Dataset rows about figures:
-------------------------

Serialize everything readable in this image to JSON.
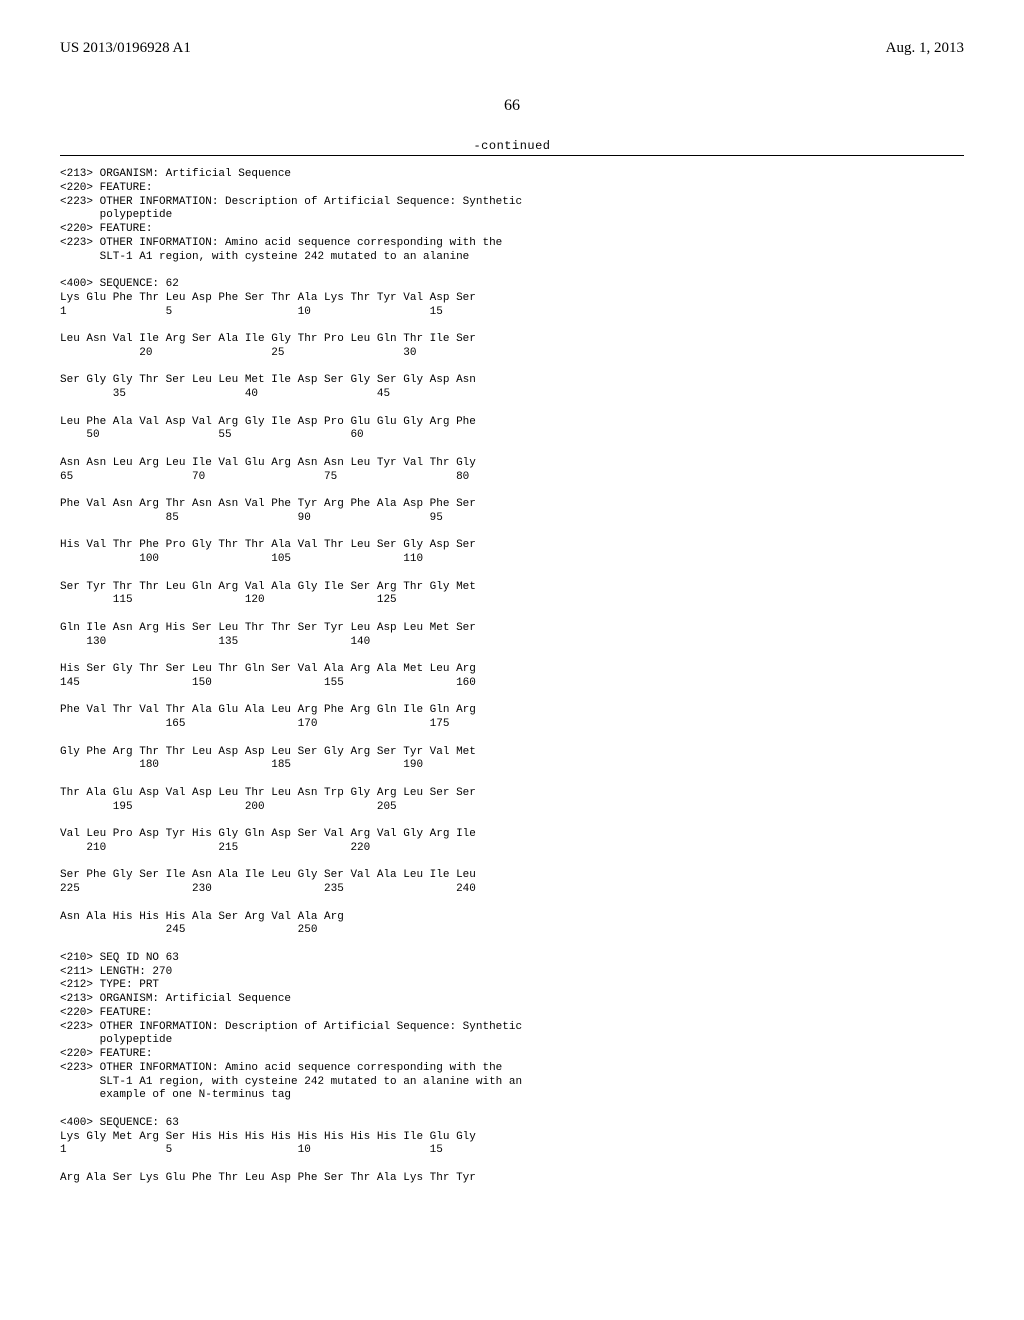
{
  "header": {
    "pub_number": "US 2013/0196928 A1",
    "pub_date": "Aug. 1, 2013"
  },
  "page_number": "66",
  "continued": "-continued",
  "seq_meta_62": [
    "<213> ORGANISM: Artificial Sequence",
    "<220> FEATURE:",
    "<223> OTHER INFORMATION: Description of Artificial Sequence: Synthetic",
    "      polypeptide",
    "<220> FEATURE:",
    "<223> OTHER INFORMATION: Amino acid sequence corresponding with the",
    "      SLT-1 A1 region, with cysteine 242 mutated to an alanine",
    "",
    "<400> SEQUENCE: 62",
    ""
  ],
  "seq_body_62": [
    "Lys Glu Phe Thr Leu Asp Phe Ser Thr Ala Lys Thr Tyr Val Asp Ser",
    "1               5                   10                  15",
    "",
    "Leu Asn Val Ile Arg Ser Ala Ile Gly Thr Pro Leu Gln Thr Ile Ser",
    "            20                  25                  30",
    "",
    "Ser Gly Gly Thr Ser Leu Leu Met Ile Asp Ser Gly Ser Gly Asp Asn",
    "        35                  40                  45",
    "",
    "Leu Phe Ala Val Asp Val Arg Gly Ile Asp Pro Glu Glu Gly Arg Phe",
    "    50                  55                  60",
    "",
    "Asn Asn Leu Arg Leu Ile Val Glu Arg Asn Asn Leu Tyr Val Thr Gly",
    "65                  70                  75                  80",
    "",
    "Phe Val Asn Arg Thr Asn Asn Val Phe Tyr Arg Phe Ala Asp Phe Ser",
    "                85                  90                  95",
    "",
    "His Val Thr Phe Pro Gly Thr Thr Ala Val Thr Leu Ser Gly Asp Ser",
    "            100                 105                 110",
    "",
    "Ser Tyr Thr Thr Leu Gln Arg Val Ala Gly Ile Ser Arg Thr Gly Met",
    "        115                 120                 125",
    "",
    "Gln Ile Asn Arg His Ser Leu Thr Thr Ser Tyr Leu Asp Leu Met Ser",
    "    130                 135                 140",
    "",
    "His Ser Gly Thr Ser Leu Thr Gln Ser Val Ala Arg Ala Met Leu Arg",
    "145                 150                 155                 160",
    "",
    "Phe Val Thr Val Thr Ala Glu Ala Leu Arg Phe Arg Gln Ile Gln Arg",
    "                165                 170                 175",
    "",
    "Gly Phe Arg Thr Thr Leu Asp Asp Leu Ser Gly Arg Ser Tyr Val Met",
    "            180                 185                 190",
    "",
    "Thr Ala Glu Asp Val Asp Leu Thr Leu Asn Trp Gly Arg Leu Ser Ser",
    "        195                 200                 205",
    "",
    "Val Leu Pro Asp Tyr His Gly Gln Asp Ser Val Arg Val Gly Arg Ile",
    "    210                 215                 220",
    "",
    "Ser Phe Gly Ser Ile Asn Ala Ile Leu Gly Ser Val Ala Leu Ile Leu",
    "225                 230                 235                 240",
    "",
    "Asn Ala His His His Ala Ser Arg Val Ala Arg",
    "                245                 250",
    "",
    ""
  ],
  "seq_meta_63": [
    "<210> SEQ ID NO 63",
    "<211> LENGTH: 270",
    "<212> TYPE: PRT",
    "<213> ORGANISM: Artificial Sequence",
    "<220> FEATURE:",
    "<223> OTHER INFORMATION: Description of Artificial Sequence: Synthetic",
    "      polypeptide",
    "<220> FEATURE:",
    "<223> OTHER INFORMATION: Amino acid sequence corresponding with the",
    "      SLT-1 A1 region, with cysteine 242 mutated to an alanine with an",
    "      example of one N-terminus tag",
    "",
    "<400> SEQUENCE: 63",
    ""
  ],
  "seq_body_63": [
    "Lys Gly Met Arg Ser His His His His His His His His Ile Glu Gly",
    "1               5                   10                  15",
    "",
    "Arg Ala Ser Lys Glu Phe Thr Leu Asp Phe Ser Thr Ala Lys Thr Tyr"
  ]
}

-------------------------

YOUR TASK |
What is needed is a verbatim transcription of the records, minus the pictures.

ANSWER SECTION |
Serialize everything readable in this image to JSON.
{
  "header": {
    "pub_number": "US 2013/0196928 A1",
    "pub_date": "Aug. 1, 2013"
  },
  "page_number": "66",
  "continued": "-continued",
  "seq_meta_62": [
    "<213> ORGANISM: Artificial Sequence",
    "<220> FEATURE:",
    "<223> OTHER INFORMATION: Description of Artificial Sequence: Synthetic",
    "      polypeptide",
    "<220> FEATURE:",
    "<223> OTHER INFORMATION: Amino acid sequence corresponding with the",
    "      SLT-1 A1 region, with cysteine 242 mutated to an alanine",
    "",
    "<400> SEQUENCE: 62",
    ""
  ],
  "seq_body_62": [
    "Lys Glu Phe Thr Leu Asp Phe Ser Thr Ala Lys Thr Tyr Val Asp Ser",
    "1               5                   10                  15",
    "",
    "Leu Asn Val Ile Arg Ser Ala Ile Gly Thr Pro Leu Gln Thr Ile Ser",
    "            20                  25                  30",
    "",
    "Ser Gly Gly Thr Ser Leu Leu Met Ile Asp Ser Gly Ser Gly Asp Asn",
    "        35                  40                  45",
    "",
    "Leu Phe Ala Val Asp Val Arg Gly Ile Asp Pro Glu Glu Gly Arg Phe",
    "    50                  55                  60",
    "",
    "Asn Asn Leu Arg Leu Ile Val Glu Arg Asn Asn Leu Tyr Val Thr Gly",
    "65                  70                  75                  80",
    "",
    "Phe Val Asn Arg Thr Asn Asn Val Phe Tyr Arg Phe Ala Asp Phe Ser",
    "                85                  90                  95",
    "",
    "His Val Thr Phe Pro Gly Thr Thr Ala Val Thr Leu Ser Gly Asp Ser",
    "            100                 105                 110",
    "",
    "Ser Tyr Thr Thr Leu Gln Arg Val Ala Gly Ile Ser Arg Thr Gly Met",
    "        115                 120                 125",
    "",
    "Gln Ile Asn Arg His Ser Leu Thr Thr Ser Tyr Leu Asp Leu Met Ser",
    "    130                 135                 140",
    "",
    "His Ser Gly Thr Ser Leu Thr Gln Ser Val Ala Arg Ala Met Leu Arg",
    "145                 150                 155                 160",
    "",
    "Phe Val Thr Val Thr Ala Glu Ala Leu Arg Phe Arg Gln Ile Gln Arg",
    "                165                 170                 175",
    "",
    "Gly Phe Arg Thr Thr Leu Asp Asp Leu Ser Gly Arg Ser Tyr Val Met",
    "            180                 185                 190",
    "",
    "Thr Ala Glu Asp Val Asp Leu Thr Leu Asn Trp Gly Arg Leu Ser Ser",
    "        195                 200                 205",
    "",
    "Val Leu Pro Asp Tyr His Gly Gln Asp Ser Val Arg Val Gly Arg Ile",
    "    210                 215                 220",
    "",
    "Ser Phe Gly Ser Ile Asn Ala Ile Leu Gly Ser Val Ala Leu Ile Leu",
    "225                 230                 235                 240",
    "",
    "Asn Ala His His His Ala Ser Arg Val Ala Arg",
    "                245                 250",
    "",
    ""
  ],
  "seq_meta_63": [
    "<210> SEQ ID NO 63",
    "<211> LENGTH: 270",
    "<212> TYPE: PRT",
    "<213> ORGANISM: Artificial Sequence",
    "<220> FEATURE:",
    "<223> OTHER INFORMATION: Description of Artificial Sequence: Synthetic",
    "      polypeptide",
    "<220> FEATURE:",
    "<223> OTHER INFORMATION: Amino acid sequence corresponding with the",
    "      SLT-1 A1 region, with cysteine 242 mutated to an alanine with an",
    "      example of one N-terminus tag",
    "",
    "<400> SEQUENCE: 63",
    ""
  ],
  "seq_body_63": [
    "Lys Gly Met Arg Ser His His His His His His His His Ile Glu Gly",
    "1               5                   10                  15",
    "",
    "Arg Ala Ser Lys Glu Phe Thr Leu Asp Phe Ser Thr Ala Lys Thr Tyr"
  ]
}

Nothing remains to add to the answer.